**Your objective**
From the listing below, pull out the lines that hold "value".

**Entries shown**
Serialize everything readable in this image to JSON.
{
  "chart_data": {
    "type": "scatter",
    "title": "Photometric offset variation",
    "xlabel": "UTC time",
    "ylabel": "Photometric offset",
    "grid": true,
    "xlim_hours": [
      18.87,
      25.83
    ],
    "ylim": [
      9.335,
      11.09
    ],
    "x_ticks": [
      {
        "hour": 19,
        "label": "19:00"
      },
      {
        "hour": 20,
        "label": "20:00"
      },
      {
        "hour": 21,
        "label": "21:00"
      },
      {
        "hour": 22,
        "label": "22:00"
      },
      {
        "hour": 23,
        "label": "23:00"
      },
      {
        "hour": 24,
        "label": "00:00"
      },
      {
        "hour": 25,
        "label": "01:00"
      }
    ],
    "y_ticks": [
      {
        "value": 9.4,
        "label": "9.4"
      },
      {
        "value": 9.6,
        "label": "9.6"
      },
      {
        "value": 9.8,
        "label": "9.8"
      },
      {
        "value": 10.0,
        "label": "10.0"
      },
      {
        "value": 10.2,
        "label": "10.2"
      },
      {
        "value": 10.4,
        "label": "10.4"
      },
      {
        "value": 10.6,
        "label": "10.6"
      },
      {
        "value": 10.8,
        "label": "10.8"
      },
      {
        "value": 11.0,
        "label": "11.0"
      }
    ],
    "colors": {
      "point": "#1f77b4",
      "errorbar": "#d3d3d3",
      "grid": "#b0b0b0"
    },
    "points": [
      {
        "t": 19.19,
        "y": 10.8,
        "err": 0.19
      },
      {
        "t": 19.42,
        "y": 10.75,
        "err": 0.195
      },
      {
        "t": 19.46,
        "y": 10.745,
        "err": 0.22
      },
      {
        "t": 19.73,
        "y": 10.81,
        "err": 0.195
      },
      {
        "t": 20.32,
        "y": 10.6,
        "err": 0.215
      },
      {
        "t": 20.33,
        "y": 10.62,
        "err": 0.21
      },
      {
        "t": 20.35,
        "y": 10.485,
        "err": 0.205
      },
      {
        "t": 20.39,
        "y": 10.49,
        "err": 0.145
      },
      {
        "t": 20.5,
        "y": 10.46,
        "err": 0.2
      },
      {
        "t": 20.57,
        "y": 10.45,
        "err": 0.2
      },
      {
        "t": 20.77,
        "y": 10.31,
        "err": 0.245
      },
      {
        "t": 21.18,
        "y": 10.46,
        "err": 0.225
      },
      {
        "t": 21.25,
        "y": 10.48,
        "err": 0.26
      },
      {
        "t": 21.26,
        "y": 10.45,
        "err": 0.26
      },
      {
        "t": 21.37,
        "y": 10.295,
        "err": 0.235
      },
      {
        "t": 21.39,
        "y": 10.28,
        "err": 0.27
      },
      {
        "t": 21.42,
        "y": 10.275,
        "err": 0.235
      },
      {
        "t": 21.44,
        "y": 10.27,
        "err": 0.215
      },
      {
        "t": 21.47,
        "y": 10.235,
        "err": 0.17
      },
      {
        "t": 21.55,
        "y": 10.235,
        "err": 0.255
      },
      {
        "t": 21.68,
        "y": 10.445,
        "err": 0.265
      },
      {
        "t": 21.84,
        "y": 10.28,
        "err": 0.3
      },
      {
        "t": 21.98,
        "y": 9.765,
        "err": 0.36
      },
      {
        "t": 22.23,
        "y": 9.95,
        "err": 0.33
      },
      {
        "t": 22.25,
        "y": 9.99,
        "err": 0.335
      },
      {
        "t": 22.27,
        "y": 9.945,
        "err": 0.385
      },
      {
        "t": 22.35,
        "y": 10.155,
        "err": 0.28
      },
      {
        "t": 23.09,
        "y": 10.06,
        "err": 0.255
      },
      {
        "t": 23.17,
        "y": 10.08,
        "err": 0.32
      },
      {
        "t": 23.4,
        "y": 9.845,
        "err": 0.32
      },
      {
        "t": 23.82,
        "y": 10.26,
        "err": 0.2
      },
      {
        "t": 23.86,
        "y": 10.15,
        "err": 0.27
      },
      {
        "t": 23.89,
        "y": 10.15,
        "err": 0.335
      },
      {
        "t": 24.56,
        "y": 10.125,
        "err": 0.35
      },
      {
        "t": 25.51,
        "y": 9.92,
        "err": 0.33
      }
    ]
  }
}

**Output of the exercise**
        "value": 9.4,
        "value": 9.6,
        "value": 9.8,
        "value": 10.0,
        "value": 10.2,
        "value": 10.4,
        "value": 10.6,
        "value": 10.8,
        "value": 11.0,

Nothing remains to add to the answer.